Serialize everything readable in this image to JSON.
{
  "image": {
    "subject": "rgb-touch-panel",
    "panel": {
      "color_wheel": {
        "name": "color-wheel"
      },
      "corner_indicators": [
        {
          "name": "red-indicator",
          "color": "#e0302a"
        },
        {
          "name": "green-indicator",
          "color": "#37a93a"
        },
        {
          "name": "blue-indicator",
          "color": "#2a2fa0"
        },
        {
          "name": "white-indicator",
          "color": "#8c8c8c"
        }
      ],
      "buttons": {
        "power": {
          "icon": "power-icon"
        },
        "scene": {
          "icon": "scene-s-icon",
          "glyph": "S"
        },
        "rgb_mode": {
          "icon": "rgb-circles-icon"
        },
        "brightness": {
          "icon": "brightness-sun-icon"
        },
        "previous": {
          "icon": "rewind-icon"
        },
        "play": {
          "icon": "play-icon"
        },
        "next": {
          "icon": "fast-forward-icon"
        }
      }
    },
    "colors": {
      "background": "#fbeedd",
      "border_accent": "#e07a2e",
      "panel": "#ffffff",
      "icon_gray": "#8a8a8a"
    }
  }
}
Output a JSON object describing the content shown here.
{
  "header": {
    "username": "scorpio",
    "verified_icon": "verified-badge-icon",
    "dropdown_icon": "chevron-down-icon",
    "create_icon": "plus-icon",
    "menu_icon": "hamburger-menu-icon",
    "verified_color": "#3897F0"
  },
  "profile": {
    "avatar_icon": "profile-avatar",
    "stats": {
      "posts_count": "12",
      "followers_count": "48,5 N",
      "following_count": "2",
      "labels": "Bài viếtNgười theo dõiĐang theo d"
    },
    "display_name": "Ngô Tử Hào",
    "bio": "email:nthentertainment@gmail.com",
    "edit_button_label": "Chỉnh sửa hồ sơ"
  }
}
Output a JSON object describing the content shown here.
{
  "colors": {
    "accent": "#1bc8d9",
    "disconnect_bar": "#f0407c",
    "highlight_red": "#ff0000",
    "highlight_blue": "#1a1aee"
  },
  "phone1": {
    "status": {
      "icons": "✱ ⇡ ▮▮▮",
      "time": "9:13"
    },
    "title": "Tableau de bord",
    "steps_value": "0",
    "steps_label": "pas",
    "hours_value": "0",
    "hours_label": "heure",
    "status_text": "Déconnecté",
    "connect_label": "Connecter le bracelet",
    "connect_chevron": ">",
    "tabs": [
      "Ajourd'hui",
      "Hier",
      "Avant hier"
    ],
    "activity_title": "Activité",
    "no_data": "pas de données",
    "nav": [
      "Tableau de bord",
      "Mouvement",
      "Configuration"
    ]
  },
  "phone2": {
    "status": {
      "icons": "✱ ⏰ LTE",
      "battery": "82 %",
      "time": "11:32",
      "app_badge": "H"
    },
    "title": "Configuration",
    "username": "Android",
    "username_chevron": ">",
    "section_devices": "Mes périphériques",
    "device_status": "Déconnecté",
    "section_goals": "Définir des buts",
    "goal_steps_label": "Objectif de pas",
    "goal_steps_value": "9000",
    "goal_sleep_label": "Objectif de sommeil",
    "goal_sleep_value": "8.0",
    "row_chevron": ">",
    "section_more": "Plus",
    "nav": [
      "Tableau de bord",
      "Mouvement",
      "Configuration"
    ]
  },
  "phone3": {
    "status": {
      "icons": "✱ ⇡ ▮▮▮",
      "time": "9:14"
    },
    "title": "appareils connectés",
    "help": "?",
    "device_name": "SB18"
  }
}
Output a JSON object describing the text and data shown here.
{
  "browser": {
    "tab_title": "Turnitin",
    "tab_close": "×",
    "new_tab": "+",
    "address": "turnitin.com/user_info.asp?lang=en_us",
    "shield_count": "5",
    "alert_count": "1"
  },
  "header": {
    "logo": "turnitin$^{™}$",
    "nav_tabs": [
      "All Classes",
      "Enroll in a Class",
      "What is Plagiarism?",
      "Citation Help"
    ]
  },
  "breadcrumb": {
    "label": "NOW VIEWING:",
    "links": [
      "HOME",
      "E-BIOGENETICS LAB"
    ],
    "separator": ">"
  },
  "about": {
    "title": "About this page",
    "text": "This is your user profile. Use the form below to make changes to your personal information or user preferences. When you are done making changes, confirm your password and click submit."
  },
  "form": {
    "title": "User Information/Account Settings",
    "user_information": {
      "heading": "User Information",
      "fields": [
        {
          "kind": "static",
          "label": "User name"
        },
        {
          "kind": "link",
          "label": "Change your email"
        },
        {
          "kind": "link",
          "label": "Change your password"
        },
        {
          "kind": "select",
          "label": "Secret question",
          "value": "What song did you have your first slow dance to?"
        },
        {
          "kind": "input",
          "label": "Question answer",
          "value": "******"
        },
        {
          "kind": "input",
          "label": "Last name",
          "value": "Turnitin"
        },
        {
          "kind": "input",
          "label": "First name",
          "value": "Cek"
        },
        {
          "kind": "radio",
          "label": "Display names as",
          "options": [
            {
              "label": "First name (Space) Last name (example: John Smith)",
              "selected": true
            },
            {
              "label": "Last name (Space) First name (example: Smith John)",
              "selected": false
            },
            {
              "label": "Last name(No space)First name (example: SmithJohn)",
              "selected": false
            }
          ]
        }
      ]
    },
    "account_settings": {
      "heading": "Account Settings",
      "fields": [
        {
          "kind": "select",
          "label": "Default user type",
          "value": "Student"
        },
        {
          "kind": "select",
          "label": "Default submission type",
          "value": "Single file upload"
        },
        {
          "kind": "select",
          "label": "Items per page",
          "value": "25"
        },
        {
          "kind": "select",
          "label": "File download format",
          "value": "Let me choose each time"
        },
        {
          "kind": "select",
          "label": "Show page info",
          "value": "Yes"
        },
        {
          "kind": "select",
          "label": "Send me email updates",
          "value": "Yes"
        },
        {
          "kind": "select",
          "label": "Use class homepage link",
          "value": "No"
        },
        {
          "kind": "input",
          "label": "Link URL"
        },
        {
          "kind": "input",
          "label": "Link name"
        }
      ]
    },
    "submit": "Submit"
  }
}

» **Exercise details**: Return all of the data exactly as it reads.

» **Result of this task**:
Serialize everything readable in this image to JSON.
{
  "image": {
    "subject": "rgb-touch-panel",
    "panel": {
      "color_wheel": {
        "name": "color-wheel"
      },
      "corner_indicators": [
        {
          "name": "red-indicator",
          "color": "#e0302a"
        },
        {
          "name": "green-indicator",
          "color": "#37a93a"
        },
        {
          "name": "blue-indicator",
          "color": "#2a2fa0"
        },
        {
          "name": "white-indicator",
          "color": "#8c8c8c"
        }
      ],
      "buttons": {
        "power": {
          "icon": "power-icon"
        },
        "scene": {
          "icon": "scene-s-icon",
          "glyph": "S"
        },
        "rgb_mode": {
          "icon": "rgb-circles-icon"
        },
        "brightness": {
          "icon": "brightness-sun-icon"
        },
        "previous": {
          "icon": "rewind-icon"
        },
        "play": {
          "icon": "play-icon"
        },
        "next": {
          "icon": "fast-forward-icon"
        }
      }
    },
    "colors": {
      "background": "#fbeedd",
      "border_accent": "#e07a2e",
      "panel": "#ffffff",
      "icon_gray": "#8a8a8a"
    }
  }
}
Output a JSON object describing the content shown here.
{
  "header": {
    "username": "scorpio",
    "verified_icon": "verified-badge-icon",
    "dropdown_icon": "chevron-down-icon",
    "create_icon": "plus-icon",
    "menu_icon": "hamburger-menu-icon",
    "verified_color": "#3897F0"
  },
  "profile": {
    "avatar_icon": "profile-avatar",
    "stats": {
      "posts_count": "12",
      "followers_count": "48,5 N",
      "following_count": "2",
      "labels": "Bài viếtNgười theo dõiĐang theo d"
    },
    "display_name": "Ngô Tử Hào",
    "bio": "email:nthentertainment@gmail.com",
    "edit_button_label": "Chỉnh sửa hồ sơ"
  }
}
Output a JSON object describing the content shown here.
{
  "colors": {
    "accent": "#1bc8d9",
    "disconnect_bar": "#f0407c",
    "highlight_red": "#ff0000",
    "highlight_blue": "#1a1aee"
  },
  "phone1": {
    "status": {
      "icons": "✱ ⇡ ▮▮▮",
      "time": "9:13"
    },
    "title": "Tableau de bord",
    "steps_value": "0",
    "steps_label": "pas",
    "hours_value": "0",
    "hours_label": "heure",
    "status_text": "Déconnecté",
    "connect_label": "Connecter le bracelet",
    "connect_chevron": ">",
    "tabs": [
      "Ajourd'hui",
      "Hier",
      "Avant hier"
    ],
    "activity_title": "Activité",
    "no_data": "pas de données",
    "nav": [
      "Tableau de bord",
      "Mouvement",
      "Configuration"
    ]
  },
  "phone2": {
    "status": {
      "icons": "✱ ⏰ LTE",
      "battery": "82 %",
      "time": "11:32",
      "app_badge": "H"
    },
    "title": "Configuration",
    "username": "Android",
    "username_chevron": ">",
    "section_devices": "Mes périphériques",
    "device_status": "Déconnecté",
    "section_goals": "Définir des buts",
    "goal_steps_label": "Objectif de pas",
    "goal_steps_value": "9000",
    "goal_sleep_label": "Objectif de sommeil",
    "goal_sleep_value": "8.0",
    "row_chevron": ">",
    "section_more": "Plus",
    "nav": [
      "Tableau de bord",
      "Mouvement",
      "Configuration"
    ]
  },
  "phone3": {
    "status": {
      "icons": "✱ ⇡ ▮▮▮",
      "time": "9:14"
    },
    "title": "appareils connectés",
    "help": "?",
    "device_name": "SB18"
  }
}
Output a JSON object describing the text and data shown here.
{
  "browser": {
    "tab_title": "Turnitin",
    "tab_close": "×",
    "new_tab": "+",
    "address": "turnitin.com/user_info.asp?lang=en_us",
    "shield_count": "5",
    "alert_count": "1"
  },
  "header": {
    "logo": "turnitin$^{™}$",
    "nav_tabs": [
      "All Classes",
      "Enroll in a Class",
      "What is Plagiarism?",
      "Citation Help"
    ]
  },
  "breadcrumb": {
    "label": "NOW VIEWING:",
    "links": [
      "HOME",
      "E-BIOGENETICS LAB"
    ],
    "separator": ">"
  },
  "about": {
    "title": "About this page",
    "text": "This is your user profile. Use the form below to make changes to your personal information or user preferences. When you are done making changes, confirm your password and click submit."
  },
  "form": {
    "title": "User Information/Account Settings",
    "user_information": {
      "heading": "User Information",
      "fields": [
        {
          "kind": "static",
          "label": "User name"
        },
        {
          "kind": "link",
          "label": "Change your email"
        },
        {
          "kind": "link",
          "label": "Change your password"
        },
        {
          "kind": "select",
          "label": "Secret question",
          "value": "What song did you have your first slow dance to?"
        },
        {
          "kind": "input",
          "label": "Question answer",
          "value": "******"
        },
        {
          "kind": "input",
          "label": "Last name",
          "value": "Turnitin"
        },
        {
          "kind": "input",
          "label": "First name",
          "value": "Cek"
        },
        {
          "kind": "radio",
          "label": "Display names as",
          "options": [
            {
              "label": "First name (Space) Last name (example: John Smith)",
              "selected": true
            },
            {
              "label": "Last name (Space) First name (example: Smith John)",
              "selected": false
            },
            {
              "label": "Last name(No space)First name (example: SmithJohn)",
              "selected": false
            }
          ]
        }
      ]
    },
    "account_settings": {
      "heading": "Account Settings",
      "fields": [
        {
          "kind": "select",
          "label": "Default user type",
          "value": "Student"
        },
        {
          "kind": "select",
          "label": "Default submission type",
          "value": "Single file upload"
        },
        {
          "kind": "select",
          "label": "Items per page",
          "value": "25"
        },
        {
          "kind": "select",
          "label": "File download format",
          "value": "Let me choose each time"
        },
        {
          "kind": "select",
          "label": "Show page info",
          "value": "Yes"
        },
        {
          "kind": "select",
          "label": "Send me email updates",
          "value": "Yes"
        },
        {
          "kind": "select",
          "label": "Use class homepage link",
          "value": "No"
        },
        {
          "kind": "input",
          "label": "Link URL"
        },
        {
          "kind": "input",
          "label": "Link name"
        }
      ]
    },
    "submit": "Submit"
  }
}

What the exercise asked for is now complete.